» **Problem statement**:
Set down all of the data that follows word for word, without the images.

begin Source material

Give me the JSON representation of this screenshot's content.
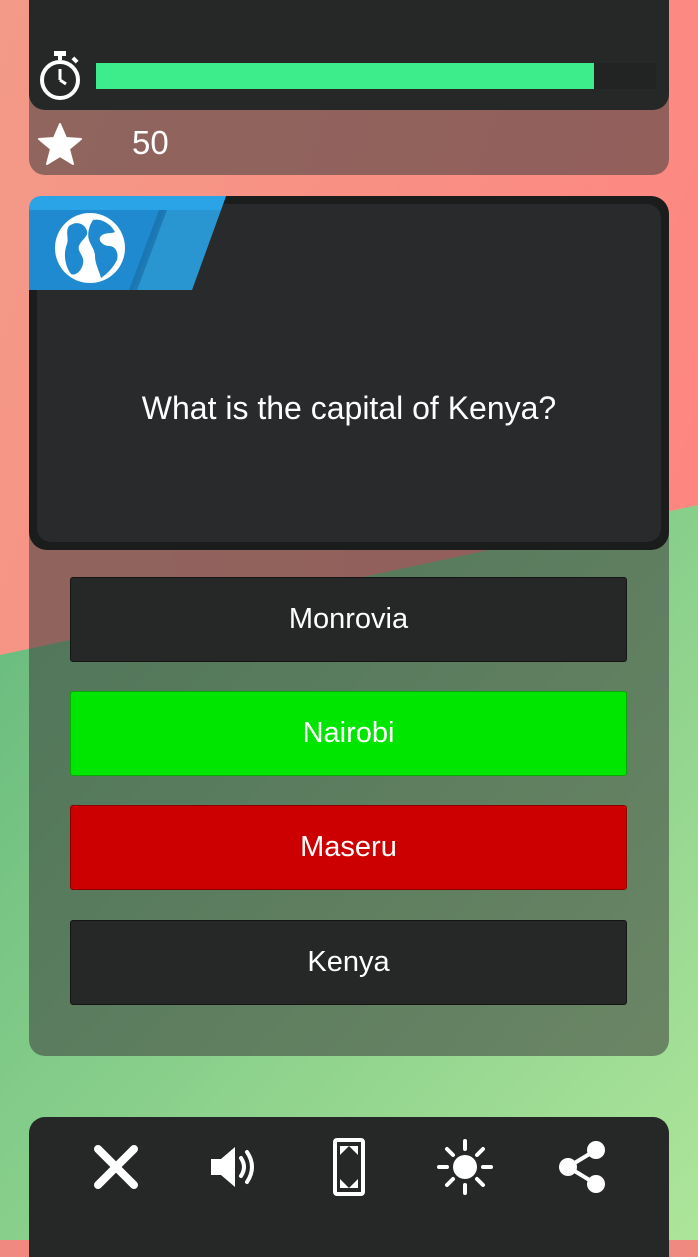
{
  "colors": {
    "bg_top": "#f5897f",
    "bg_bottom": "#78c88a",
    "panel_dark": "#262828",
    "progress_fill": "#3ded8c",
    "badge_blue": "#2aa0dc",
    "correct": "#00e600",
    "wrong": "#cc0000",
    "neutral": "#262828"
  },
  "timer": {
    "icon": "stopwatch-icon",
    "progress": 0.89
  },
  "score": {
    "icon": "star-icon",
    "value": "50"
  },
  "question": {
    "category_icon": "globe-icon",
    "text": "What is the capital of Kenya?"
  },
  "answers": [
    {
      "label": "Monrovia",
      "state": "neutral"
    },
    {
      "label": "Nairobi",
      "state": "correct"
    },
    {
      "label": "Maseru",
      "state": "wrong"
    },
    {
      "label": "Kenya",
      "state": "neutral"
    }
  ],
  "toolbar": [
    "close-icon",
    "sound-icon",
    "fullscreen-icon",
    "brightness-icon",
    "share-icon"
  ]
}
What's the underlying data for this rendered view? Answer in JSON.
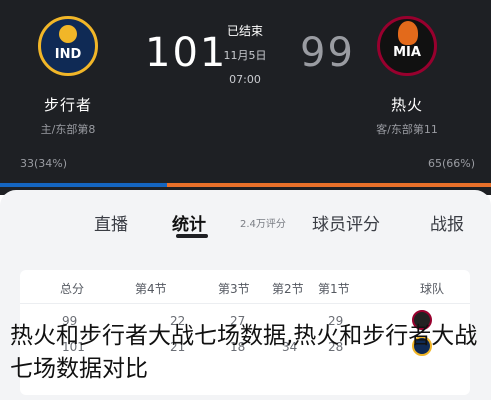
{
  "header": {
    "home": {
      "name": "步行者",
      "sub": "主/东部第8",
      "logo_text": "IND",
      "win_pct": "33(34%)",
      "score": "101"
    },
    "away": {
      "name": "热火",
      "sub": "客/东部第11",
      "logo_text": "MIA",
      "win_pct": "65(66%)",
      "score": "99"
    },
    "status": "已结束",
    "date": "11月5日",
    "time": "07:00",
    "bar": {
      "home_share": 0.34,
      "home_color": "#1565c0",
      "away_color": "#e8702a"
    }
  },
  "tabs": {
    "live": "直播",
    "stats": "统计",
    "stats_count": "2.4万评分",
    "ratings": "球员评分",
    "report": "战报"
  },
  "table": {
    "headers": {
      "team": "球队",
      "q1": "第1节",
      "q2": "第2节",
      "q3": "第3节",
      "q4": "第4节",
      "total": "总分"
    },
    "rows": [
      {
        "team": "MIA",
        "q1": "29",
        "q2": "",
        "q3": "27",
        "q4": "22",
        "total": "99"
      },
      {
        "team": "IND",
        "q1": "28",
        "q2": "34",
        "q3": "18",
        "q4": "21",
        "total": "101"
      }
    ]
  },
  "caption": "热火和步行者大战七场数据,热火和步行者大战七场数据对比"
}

end Source material

» **Output of the task**:
Give me the JSON representation of this screenshot's content.
{
  "colors": {
    "bg_top": "#f5897f",
    "bg_bottom": "#78c88a",
    "panel_dark": "#262828",
    "progress_fill": "#3ded8c",
    "badge_blue": "#2aa0dc",
    "correct": "#00e600",
    "wrong": "#cc0000",
    "neutral": "#262828"
  },
  "timer": {
    "icon": "stopwatch-icon",
    "progress": 0.89
  },
  "score": {
    "icon": "star-icon",
    "value": "50"
  },
  "question": {
    "category_icon": "globe-icon",
    "text": "What is the capital of Kenya?"
  },
  "answers": [
    {
      "label": "Monrovia",
      "state": "neutral"
    },
    {
      "label": "Nairobi",
      "state": "correct"
    },
    {
      "label": "Maseru",
      "state": "wrong"
    },
    {
      "label": "Kenya",
      "state": "neutral"
    }
  ],
  "toolbar": [
    "close-icon",
    "sound-icon",
    "fullscreen-icon",
    "brightness-icon",
    "share-icon"
  ]
}
What's the underlying data for this rendered view? Answer in JSON.
{
  "header": {
    "home": {
      "name": "步行者",
      "sub": "主/东部第8",
      "logo_text": "IND",
      "win_pct": "33(34%)",
      "score": "101"
    },
    "away": {
      "name": "热火",
      "sub": "客/东部第11",
      "logo_text": "MIA",
      "win_pct": "65(66%)",
      "score": "99"
    },
    "status": "已结束",
    "date": "11月5日",
    "time": "07:00",
    "bar": {
      "home_share": 0.34,
      "home_color": "#1565c0",
      "away_color": "#e8702a"
    }
  },
  "tabs": {
    "live": "直播",
    "stats": "统计",
    "stats_count": "2.4万评分",
    "ratings": "球员评分",
    "report": "战报"
  },
  "table": {
    "headers": {
      "team": "球队",
      "q1": "第1节",
      "q2": "第2节",
      "q3": "第3节",
      "q4": "第4节",
      "total": "总分"
    },
    "rows": [
      {
        "team": "MIA",
        "q1": "29",
        "q2": "",
        "q3": "27",
        "q4": "22",
        "total": "99"
      },
      {
        "team": "IND",
        "q1": "28",
        "q2": "34",
        "q3": "18",
        "q4": "21",
        "total": "101"
      }
    ]
  },
  "caption": "热火和步行者大战七场数据,热火和步行者大战七场数据对比"
}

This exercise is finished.